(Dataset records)
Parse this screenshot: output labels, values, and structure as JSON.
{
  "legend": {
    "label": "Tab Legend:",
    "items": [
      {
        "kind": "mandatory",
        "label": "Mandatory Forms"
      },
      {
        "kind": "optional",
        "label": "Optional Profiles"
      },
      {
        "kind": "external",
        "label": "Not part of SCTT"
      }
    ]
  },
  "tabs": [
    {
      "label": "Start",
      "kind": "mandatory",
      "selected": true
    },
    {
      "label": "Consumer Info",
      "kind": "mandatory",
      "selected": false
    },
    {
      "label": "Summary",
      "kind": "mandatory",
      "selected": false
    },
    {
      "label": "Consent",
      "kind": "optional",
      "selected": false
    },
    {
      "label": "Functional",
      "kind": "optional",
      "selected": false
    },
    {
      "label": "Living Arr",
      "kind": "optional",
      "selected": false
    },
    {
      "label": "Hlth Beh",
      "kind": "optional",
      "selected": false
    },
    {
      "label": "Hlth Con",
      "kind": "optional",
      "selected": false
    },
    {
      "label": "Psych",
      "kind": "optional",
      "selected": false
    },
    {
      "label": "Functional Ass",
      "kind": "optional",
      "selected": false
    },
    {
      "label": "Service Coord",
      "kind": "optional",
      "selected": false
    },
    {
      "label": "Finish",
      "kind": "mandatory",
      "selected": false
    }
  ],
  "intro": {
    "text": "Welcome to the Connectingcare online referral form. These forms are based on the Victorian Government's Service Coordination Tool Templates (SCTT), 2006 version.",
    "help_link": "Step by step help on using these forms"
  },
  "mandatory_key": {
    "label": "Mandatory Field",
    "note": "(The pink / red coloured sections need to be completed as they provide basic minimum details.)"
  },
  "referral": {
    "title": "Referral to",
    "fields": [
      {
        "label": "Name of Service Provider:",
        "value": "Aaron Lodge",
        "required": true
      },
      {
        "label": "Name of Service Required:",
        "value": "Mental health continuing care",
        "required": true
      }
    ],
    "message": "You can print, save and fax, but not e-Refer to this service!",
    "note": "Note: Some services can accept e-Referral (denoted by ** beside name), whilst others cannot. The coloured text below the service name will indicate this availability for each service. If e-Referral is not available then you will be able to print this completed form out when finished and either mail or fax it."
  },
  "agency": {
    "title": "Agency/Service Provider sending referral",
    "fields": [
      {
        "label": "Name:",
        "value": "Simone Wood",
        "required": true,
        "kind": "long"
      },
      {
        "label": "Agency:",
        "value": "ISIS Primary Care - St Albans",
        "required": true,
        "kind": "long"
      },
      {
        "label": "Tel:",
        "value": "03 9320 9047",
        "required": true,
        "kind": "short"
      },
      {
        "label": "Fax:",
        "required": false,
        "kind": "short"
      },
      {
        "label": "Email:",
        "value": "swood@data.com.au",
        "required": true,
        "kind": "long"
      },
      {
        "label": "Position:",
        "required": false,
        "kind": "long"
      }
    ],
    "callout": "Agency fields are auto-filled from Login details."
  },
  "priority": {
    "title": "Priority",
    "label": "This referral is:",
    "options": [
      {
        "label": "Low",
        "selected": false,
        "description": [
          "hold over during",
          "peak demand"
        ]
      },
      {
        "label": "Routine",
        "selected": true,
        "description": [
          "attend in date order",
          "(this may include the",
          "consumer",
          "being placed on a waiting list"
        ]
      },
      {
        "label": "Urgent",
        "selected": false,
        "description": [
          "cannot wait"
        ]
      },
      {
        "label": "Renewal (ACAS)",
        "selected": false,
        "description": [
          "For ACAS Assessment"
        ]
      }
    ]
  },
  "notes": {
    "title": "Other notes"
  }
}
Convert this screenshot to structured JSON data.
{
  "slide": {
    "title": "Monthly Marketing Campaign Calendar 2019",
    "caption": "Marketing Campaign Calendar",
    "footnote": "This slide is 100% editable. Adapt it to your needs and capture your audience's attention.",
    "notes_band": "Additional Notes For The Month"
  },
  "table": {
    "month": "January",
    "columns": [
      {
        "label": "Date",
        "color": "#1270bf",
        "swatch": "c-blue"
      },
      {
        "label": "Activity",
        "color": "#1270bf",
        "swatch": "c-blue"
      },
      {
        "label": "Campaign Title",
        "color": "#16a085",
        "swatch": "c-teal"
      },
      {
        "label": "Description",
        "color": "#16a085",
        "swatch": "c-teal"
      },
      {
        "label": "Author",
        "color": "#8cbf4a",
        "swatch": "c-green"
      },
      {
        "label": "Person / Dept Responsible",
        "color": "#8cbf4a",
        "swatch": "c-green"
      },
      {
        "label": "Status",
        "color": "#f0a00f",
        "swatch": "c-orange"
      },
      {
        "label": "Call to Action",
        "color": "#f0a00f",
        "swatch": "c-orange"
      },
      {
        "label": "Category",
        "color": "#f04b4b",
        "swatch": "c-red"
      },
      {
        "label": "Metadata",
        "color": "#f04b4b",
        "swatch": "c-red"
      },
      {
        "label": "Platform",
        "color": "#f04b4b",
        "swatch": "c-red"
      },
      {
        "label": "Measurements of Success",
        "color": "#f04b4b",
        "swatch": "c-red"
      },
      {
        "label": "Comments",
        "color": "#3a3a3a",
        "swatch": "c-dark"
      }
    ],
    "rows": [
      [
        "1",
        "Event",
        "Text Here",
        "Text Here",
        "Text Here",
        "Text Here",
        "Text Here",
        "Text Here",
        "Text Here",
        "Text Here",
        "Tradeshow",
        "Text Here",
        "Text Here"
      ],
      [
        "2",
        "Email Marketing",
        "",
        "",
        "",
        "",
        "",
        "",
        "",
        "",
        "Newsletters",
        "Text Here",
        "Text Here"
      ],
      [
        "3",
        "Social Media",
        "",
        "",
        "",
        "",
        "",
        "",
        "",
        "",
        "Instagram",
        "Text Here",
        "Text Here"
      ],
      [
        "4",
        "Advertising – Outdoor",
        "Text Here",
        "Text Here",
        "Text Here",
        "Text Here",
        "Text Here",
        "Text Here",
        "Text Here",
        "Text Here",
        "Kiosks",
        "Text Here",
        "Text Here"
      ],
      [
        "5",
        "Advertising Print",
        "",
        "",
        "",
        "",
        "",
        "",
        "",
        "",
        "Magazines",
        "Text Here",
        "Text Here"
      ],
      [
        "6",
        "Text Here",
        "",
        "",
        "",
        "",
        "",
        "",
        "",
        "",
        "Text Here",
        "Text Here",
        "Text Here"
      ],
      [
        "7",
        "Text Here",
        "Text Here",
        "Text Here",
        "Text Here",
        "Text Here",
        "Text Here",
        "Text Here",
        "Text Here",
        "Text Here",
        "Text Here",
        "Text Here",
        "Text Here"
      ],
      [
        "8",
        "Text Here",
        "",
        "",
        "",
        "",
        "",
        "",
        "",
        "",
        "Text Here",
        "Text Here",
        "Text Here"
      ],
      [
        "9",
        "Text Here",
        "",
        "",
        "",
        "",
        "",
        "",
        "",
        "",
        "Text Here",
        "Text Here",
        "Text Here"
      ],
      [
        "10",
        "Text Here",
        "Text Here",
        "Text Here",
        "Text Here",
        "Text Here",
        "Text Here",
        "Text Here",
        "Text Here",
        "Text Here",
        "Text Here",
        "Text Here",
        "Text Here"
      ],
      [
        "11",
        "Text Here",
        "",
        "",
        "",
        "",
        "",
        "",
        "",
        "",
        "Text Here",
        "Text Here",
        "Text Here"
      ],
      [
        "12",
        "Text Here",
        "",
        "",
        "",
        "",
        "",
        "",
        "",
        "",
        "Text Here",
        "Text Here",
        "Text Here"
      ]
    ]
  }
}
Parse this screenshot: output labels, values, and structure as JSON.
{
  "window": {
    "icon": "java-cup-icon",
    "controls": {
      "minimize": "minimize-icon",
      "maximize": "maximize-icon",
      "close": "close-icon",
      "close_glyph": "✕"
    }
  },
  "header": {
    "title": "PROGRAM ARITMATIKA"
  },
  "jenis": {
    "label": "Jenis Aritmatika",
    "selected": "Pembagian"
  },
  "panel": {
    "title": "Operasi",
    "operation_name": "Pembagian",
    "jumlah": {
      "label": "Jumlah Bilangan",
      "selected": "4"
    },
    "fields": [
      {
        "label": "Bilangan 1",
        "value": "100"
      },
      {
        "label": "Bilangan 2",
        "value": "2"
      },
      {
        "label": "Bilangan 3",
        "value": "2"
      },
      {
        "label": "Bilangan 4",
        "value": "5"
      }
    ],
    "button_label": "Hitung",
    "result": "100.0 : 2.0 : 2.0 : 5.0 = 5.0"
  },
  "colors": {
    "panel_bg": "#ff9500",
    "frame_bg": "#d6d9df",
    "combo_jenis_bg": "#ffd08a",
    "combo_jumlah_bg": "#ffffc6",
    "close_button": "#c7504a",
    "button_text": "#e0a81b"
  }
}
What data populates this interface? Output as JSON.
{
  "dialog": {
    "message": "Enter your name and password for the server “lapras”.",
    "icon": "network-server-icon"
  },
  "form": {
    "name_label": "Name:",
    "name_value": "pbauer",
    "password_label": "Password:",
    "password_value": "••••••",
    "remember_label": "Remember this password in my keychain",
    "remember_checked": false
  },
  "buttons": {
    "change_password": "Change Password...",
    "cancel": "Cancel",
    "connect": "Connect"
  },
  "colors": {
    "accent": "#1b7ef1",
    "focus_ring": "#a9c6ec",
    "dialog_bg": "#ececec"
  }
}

• [Short task] Please extract exactly, and only, the lines from the line containing "What data populates" through the last line of the records.

• [Problem solution]
What data populates this interface? Output as JSON.
{
  "dialog": {
    "message": "Enter your name and password for the server “lapras”.",
    "icon": "network-server-icon"
  },
  "form": {
    "name_label": "Name:",
    "name_value": "pbauer",
    "password_label": "Password:",
    "password_value": "••••••",
    "remember_label": "Remember this password in my keychain",
    "remember_checked": false
  },
  "buttons": {
    "change_password": "Change Password...",
    "cancel": "Cancel",
    "connect": "Connect"
  },
  "colors": {
    "accent": "#1b7ef1",
    "focus_ring": "#a9c6ec",
    "dialog_bg": "#ececec"
  }
}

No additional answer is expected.